— start Given entries —

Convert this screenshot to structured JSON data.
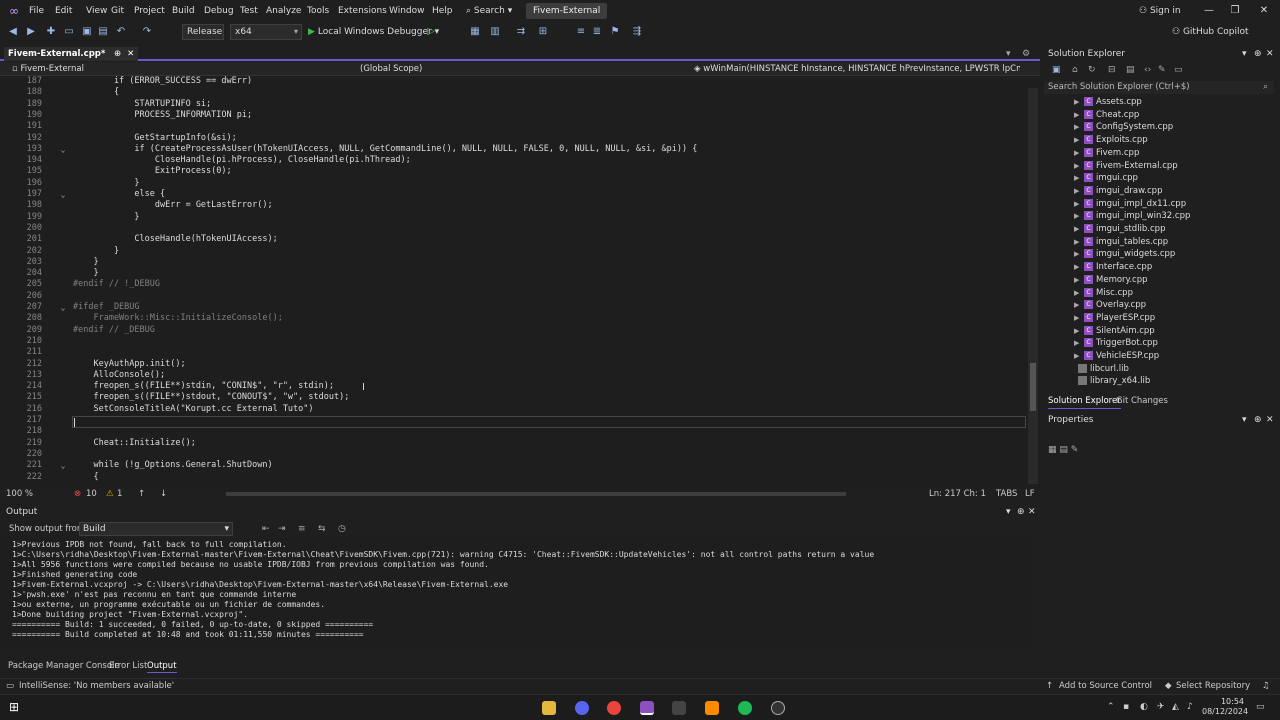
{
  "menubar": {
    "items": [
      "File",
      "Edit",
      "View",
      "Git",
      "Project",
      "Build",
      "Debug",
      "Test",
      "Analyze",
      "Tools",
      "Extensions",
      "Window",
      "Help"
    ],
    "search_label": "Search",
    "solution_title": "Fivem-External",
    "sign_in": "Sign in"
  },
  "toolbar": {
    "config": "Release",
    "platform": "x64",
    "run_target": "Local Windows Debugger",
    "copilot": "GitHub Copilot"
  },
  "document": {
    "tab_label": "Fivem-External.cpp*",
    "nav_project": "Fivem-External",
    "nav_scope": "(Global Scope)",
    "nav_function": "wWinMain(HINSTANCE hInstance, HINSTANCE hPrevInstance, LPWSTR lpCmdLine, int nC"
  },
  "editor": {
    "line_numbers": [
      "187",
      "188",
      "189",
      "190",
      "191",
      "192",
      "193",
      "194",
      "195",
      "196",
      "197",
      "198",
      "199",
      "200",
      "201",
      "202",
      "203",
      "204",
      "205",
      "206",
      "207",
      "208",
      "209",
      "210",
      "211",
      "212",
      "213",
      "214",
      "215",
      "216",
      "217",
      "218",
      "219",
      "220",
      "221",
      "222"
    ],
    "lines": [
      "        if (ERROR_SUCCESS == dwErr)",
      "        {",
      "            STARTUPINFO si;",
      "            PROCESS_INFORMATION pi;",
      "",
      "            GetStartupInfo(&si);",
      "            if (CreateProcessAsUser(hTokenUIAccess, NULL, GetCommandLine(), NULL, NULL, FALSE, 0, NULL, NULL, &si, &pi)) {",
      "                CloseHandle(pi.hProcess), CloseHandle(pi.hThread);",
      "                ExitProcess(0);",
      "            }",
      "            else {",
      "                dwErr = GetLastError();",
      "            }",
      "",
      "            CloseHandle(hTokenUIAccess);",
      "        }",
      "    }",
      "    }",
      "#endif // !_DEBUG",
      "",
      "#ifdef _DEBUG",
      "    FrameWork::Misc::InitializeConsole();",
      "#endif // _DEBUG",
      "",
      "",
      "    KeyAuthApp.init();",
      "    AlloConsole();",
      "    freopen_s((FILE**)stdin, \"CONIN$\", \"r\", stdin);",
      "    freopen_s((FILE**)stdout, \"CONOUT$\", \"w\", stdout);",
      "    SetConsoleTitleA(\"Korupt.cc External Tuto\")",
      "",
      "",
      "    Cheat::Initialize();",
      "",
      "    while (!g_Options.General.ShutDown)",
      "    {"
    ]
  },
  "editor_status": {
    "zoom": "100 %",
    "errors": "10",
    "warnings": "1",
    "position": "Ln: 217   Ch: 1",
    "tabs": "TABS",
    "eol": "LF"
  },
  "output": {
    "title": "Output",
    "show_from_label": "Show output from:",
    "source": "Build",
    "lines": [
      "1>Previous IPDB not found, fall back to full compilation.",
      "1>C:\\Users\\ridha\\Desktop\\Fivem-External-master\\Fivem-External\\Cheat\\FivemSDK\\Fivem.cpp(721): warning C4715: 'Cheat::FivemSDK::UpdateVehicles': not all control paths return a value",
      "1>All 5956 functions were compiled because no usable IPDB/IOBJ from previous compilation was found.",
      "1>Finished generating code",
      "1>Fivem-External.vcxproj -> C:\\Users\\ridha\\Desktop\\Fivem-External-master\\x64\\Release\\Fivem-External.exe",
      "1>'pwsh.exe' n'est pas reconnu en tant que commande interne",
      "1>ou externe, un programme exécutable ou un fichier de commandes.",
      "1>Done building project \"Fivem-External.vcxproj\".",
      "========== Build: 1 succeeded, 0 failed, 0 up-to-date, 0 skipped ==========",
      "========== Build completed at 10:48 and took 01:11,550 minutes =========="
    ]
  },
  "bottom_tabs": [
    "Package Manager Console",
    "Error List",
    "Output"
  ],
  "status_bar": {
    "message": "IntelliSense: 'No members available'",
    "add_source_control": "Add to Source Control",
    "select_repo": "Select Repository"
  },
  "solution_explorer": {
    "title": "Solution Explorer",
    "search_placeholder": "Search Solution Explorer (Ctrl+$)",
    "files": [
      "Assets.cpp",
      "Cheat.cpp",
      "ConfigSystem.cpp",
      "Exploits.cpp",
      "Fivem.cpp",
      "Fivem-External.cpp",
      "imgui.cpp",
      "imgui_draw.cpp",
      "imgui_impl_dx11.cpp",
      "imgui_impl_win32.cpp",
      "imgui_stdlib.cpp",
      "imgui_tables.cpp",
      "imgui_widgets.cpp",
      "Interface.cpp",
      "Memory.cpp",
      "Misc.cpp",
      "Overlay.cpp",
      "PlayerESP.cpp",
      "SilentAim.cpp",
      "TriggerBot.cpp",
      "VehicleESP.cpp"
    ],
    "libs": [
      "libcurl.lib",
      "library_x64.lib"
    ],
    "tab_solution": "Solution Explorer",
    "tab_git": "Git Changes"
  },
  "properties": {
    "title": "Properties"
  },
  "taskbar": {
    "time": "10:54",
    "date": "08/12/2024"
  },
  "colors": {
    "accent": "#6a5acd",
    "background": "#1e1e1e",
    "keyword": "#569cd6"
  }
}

— end Given entries —
— start Given entries —

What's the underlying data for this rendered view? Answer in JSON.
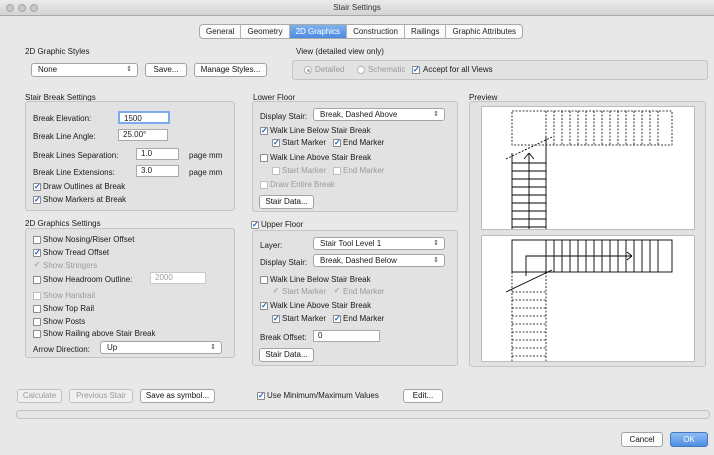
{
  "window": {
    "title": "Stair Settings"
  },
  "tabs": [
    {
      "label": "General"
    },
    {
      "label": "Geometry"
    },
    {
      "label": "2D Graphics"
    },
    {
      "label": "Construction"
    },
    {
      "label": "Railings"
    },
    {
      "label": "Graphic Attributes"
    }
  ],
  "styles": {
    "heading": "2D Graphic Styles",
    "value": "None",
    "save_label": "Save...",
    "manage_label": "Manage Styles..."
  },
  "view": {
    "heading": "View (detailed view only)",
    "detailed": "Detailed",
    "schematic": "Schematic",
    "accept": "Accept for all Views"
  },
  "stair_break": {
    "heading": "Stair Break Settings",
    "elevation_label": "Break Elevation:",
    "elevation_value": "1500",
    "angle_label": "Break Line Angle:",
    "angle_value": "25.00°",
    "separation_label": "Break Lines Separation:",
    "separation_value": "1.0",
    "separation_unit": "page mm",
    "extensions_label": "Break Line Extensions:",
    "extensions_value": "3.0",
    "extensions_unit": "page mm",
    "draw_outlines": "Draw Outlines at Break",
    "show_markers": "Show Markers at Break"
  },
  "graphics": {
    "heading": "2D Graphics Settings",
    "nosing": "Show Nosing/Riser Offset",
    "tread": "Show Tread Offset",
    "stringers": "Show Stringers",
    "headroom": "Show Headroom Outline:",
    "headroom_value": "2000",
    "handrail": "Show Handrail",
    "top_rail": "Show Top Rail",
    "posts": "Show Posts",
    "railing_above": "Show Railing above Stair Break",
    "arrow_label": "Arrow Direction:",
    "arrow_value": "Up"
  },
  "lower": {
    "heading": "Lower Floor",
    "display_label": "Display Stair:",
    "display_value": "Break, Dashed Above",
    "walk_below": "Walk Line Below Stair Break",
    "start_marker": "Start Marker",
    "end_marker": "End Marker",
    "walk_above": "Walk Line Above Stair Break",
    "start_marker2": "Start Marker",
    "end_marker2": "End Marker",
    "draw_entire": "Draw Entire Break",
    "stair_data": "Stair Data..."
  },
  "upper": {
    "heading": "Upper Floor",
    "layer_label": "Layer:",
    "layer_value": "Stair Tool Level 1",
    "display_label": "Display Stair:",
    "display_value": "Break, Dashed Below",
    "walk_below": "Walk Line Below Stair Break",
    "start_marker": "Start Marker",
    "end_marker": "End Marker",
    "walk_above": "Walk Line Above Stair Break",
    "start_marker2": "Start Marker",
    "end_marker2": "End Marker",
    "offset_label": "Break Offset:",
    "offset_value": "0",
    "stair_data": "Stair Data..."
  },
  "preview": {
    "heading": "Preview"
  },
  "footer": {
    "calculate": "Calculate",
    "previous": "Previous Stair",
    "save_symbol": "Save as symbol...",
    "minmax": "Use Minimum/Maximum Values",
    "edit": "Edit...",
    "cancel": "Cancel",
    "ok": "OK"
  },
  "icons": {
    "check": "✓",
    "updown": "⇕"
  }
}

— end Given entries —

- Goal -
Select every line of the records holding the string "CloseHandle".

- Finished task -
      "                CloseHandle(pi.hProcess), CloseHandle(pi.hThread);",
      "            CloseHandle(hTokenUIAccess);",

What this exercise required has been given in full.